=== RECORDS ===

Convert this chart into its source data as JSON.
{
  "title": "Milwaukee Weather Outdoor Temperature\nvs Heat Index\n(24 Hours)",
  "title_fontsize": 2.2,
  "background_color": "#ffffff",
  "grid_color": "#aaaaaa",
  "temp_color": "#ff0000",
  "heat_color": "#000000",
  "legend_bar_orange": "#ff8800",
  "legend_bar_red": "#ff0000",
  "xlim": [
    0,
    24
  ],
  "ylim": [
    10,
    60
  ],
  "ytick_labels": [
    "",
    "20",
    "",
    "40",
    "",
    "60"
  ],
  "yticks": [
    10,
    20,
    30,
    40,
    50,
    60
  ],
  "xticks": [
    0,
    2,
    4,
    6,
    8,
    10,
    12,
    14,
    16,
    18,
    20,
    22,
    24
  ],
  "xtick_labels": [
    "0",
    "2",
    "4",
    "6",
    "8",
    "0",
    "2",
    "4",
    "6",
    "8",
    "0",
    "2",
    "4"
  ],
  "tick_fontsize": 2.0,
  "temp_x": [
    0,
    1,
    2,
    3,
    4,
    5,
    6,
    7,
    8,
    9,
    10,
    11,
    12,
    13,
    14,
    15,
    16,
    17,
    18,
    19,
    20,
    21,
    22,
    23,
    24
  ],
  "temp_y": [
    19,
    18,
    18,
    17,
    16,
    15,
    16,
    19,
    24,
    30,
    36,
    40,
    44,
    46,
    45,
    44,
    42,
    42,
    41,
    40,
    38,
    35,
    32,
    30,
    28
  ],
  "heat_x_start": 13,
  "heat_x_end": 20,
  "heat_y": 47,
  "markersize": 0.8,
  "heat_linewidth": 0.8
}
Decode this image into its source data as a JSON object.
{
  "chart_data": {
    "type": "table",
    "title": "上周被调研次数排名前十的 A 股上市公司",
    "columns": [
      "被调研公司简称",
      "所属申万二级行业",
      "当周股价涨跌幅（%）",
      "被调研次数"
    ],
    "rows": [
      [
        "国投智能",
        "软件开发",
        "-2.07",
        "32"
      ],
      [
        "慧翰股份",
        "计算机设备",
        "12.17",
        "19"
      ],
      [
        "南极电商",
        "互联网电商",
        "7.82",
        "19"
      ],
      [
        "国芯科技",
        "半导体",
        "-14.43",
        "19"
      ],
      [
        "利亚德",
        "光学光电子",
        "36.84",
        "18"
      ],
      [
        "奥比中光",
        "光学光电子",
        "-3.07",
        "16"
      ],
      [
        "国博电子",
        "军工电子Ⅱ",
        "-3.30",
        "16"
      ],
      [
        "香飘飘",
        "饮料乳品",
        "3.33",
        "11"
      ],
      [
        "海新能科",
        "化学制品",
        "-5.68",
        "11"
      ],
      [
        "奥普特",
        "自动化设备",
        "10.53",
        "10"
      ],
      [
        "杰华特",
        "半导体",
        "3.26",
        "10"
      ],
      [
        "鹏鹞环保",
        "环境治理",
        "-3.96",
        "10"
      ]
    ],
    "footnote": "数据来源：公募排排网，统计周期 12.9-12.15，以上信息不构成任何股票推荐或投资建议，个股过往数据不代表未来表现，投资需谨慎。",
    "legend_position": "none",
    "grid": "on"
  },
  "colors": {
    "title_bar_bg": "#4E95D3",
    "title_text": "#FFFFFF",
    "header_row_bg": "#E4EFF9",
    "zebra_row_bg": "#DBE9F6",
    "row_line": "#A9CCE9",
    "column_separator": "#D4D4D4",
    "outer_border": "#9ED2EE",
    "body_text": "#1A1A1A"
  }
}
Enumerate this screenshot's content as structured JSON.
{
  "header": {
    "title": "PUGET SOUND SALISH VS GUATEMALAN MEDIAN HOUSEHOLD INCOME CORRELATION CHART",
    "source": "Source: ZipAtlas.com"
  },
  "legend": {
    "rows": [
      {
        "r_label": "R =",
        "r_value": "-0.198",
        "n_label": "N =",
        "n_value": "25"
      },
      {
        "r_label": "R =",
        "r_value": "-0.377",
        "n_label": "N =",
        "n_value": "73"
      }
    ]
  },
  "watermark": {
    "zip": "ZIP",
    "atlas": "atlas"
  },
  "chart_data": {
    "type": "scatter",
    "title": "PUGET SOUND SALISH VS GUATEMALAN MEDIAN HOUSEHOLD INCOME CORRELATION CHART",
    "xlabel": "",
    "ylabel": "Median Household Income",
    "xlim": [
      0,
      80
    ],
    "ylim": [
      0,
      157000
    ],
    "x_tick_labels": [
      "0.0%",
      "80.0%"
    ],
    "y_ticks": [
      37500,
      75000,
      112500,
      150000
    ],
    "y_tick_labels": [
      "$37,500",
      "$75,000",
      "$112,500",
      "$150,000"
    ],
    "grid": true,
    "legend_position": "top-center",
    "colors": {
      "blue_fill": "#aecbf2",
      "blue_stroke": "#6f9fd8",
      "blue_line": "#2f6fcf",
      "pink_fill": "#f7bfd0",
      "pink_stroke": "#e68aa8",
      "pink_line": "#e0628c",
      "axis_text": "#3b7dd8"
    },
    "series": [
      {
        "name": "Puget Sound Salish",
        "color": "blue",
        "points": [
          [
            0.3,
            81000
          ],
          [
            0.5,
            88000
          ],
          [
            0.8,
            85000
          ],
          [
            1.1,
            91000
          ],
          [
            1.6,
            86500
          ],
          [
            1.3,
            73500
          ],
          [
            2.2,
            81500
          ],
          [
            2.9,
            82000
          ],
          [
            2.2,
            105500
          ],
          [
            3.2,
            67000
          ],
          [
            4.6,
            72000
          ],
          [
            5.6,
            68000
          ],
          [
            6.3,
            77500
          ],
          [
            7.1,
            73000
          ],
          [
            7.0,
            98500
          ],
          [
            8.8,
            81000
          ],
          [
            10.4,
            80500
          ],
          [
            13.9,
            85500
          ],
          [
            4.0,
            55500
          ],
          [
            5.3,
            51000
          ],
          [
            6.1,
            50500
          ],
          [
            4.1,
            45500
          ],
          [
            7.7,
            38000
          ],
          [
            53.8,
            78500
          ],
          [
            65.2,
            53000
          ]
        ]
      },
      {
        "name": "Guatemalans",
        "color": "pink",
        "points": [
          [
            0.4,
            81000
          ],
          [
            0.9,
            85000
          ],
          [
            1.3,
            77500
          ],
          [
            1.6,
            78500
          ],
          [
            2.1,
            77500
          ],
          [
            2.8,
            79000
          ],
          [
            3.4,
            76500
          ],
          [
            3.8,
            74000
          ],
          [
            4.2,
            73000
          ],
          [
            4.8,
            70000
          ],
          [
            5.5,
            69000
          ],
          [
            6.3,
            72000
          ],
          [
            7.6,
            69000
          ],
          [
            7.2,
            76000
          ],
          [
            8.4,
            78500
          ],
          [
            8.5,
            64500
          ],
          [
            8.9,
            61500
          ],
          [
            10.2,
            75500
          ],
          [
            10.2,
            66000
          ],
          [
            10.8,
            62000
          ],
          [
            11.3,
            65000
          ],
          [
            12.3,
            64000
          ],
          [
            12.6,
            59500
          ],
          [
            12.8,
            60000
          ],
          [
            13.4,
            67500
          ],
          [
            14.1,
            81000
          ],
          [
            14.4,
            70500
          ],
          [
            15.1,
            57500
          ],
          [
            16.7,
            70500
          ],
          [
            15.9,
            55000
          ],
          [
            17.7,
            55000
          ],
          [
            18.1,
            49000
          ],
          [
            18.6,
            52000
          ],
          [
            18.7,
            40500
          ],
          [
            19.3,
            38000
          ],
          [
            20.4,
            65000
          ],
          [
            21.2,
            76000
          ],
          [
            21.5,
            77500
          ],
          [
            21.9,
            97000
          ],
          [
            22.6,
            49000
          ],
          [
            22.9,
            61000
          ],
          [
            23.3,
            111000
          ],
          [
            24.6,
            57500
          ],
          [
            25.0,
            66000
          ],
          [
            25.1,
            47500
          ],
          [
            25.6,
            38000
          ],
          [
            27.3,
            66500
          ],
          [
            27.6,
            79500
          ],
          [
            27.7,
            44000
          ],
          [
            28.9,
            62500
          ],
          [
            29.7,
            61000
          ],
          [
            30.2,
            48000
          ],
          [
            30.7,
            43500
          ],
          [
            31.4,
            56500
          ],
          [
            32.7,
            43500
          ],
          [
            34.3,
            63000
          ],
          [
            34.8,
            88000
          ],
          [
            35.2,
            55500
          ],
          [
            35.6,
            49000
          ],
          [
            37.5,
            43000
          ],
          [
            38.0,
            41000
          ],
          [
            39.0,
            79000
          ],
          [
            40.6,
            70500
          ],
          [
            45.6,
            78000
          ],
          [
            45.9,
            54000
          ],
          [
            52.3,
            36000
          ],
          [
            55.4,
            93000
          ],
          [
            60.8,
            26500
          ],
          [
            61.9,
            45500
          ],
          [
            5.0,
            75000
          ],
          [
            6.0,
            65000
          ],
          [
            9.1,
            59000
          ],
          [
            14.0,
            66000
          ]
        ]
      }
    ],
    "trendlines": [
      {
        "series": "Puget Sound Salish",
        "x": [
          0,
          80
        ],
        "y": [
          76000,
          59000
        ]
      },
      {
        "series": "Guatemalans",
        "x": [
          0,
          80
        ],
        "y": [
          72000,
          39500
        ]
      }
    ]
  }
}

=== STATED GOAL ===
Where a line above includes "into", copy that line.

=== COMPLETE RESPONSE ===
Convert this chart into its source data as JSON.
Decode this image into its source data as a JSON object.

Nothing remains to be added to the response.